In the listing below, locate the lines bearing the word "works". Copy every one of them.

[Start of Data provided]

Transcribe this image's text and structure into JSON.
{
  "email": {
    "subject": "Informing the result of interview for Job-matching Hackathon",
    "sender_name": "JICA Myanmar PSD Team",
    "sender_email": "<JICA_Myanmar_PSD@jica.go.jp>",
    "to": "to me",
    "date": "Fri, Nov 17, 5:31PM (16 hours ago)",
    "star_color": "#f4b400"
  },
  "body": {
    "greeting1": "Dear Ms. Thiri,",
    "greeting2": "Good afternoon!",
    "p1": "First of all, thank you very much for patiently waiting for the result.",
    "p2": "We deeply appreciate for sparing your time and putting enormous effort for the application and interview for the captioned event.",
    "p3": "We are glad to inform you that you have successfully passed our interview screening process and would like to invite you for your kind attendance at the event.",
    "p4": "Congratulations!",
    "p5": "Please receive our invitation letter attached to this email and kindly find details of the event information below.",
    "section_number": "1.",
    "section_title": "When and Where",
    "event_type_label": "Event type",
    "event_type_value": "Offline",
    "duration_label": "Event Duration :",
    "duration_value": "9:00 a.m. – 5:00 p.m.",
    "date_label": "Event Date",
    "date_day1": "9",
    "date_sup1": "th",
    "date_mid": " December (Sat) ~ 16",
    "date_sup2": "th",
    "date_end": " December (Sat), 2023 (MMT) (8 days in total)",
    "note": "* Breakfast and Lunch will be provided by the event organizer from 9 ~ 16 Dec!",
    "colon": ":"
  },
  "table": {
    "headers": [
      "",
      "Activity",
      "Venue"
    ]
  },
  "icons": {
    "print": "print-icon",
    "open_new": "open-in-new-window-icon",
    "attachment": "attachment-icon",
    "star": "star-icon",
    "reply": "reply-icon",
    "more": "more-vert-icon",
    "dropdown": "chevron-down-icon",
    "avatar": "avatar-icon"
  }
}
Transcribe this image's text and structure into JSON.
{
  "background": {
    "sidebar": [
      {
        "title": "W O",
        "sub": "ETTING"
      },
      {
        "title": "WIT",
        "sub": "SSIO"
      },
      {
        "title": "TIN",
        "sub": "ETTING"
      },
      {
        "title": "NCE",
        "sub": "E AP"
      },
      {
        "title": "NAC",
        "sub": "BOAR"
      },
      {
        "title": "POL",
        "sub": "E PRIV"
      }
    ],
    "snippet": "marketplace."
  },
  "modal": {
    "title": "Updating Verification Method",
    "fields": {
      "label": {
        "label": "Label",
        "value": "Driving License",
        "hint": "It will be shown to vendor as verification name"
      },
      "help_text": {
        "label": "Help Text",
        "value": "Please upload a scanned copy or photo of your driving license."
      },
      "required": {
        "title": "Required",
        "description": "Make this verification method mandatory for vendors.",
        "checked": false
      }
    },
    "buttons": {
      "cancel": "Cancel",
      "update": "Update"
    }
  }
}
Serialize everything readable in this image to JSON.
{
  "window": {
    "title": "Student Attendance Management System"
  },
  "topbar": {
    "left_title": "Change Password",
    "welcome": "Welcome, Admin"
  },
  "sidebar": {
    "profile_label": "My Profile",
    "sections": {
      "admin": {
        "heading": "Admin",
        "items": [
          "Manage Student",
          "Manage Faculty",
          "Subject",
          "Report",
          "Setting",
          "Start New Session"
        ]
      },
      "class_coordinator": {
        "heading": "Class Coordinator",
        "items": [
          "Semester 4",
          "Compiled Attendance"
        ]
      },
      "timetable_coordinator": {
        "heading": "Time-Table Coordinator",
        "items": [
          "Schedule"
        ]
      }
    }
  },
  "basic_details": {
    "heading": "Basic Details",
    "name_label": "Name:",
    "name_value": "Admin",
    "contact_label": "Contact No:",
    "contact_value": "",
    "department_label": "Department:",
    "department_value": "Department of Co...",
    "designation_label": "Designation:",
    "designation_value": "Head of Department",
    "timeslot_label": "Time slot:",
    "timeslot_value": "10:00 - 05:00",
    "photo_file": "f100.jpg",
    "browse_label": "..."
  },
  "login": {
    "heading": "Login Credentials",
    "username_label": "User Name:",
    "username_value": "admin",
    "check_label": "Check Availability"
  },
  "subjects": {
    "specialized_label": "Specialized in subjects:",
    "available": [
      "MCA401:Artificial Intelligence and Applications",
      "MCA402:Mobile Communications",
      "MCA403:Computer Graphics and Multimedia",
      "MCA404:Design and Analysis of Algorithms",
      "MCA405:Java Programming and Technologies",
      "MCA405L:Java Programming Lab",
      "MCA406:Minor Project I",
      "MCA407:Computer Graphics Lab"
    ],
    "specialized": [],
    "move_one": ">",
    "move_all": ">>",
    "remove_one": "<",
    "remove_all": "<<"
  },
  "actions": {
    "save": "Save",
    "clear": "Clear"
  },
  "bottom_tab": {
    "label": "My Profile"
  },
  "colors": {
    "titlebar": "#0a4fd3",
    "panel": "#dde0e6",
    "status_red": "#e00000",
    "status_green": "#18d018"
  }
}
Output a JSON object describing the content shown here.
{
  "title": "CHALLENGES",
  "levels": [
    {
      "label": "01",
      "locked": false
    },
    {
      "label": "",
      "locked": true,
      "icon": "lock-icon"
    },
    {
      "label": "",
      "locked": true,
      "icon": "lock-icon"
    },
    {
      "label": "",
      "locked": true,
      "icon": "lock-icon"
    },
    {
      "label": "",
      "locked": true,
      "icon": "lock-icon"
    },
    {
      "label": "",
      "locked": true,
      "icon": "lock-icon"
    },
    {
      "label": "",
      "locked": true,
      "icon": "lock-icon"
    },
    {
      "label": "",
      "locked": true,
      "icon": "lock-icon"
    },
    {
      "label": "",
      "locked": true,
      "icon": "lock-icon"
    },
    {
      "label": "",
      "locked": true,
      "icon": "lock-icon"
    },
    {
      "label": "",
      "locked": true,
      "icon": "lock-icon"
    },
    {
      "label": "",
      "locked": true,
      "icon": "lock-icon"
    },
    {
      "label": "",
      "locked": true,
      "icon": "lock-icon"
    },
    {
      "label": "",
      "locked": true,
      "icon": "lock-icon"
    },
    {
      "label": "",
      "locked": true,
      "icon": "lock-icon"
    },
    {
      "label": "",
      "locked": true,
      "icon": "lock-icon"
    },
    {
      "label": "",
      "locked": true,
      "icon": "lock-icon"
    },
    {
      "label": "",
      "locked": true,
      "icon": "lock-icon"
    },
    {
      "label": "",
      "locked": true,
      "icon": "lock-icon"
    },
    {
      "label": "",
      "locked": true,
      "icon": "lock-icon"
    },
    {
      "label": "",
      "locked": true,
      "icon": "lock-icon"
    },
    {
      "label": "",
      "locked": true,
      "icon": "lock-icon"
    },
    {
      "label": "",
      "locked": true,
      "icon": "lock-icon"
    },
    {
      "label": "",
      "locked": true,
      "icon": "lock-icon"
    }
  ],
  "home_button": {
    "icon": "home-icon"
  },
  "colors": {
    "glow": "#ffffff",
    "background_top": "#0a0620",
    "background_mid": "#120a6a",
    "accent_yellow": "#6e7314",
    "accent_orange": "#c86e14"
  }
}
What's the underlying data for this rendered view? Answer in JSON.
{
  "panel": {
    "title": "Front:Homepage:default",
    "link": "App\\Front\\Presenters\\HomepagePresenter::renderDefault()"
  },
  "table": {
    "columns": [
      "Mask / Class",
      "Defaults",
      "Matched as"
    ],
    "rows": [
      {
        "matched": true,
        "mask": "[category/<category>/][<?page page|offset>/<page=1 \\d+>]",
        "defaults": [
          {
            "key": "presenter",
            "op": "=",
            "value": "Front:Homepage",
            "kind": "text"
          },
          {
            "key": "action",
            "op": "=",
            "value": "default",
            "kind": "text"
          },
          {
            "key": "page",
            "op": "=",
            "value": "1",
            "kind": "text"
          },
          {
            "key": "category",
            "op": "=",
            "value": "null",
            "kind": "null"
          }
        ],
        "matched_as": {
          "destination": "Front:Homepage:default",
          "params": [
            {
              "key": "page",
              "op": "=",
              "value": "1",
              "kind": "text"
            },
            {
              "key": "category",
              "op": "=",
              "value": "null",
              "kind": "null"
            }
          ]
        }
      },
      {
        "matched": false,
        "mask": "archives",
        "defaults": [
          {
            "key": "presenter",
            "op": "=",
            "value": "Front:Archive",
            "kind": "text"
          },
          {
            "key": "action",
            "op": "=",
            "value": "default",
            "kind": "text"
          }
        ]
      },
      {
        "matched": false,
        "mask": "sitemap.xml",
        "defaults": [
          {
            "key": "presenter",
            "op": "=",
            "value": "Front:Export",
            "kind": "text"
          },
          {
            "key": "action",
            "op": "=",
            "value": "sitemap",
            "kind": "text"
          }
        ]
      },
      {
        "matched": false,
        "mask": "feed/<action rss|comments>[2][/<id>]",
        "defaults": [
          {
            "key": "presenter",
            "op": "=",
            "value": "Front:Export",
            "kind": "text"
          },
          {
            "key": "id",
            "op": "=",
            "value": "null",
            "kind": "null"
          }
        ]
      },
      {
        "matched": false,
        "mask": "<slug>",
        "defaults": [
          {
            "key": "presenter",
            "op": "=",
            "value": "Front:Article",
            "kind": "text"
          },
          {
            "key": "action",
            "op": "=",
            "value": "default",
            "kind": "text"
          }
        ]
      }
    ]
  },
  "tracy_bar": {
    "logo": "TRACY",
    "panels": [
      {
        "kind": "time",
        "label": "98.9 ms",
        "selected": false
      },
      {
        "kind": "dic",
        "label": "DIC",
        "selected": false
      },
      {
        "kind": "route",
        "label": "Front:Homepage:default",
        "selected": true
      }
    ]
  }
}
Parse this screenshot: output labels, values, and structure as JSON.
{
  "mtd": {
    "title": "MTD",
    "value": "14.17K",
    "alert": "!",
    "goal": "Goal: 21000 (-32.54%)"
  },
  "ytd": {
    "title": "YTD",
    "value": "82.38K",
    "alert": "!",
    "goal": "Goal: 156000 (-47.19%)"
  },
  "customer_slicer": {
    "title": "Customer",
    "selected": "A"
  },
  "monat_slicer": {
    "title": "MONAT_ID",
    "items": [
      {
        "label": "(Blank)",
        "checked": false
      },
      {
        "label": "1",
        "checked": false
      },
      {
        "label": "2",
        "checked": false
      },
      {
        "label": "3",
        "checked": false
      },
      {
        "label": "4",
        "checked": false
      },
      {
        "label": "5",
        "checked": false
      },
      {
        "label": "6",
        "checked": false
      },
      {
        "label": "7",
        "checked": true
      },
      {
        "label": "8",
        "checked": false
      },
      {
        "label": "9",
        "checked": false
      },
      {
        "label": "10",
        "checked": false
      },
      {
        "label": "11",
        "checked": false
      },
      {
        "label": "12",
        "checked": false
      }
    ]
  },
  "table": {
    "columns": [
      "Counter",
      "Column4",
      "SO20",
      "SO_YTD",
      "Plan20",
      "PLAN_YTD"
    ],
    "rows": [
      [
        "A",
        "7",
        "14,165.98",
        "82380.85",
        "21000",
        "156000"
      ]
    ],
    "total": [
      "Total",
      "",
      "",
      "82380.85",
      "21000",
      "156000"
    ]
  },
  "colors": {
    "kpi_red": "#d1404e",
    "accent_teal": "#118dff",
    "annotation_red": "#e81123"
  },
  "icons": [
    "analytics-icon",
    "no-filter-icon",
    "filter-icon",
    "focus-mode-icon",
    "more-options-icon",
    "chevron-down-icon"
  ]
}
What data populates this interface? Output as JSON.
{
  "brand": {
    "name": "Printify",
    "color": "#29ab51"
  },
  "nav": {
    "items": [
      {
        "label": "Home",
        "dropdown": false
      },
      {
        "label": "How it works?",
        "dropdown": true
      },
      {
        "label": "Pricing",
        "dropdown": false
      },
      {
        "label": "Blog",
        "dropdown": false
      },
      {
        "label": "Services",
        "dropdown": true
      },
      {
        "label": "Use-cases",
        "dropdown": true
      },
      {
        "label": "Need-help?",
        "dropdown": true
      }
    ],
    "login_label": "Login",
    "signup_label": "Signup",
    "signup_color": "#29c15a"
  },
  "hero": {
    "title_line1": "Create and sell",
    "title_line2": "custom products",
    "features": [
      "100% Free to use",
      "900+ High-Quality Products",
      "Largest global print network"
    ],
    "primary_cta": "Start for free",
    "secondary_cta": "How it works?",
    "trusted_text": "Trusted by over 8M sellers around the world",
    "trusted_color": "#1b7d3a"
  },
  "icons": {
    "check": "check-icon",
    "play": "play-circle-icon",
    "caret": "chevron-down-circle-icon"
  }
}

[End of Data provided]

## [Worked solution]
        "label": "How it works?",
    "secondary_cta": "How it works?",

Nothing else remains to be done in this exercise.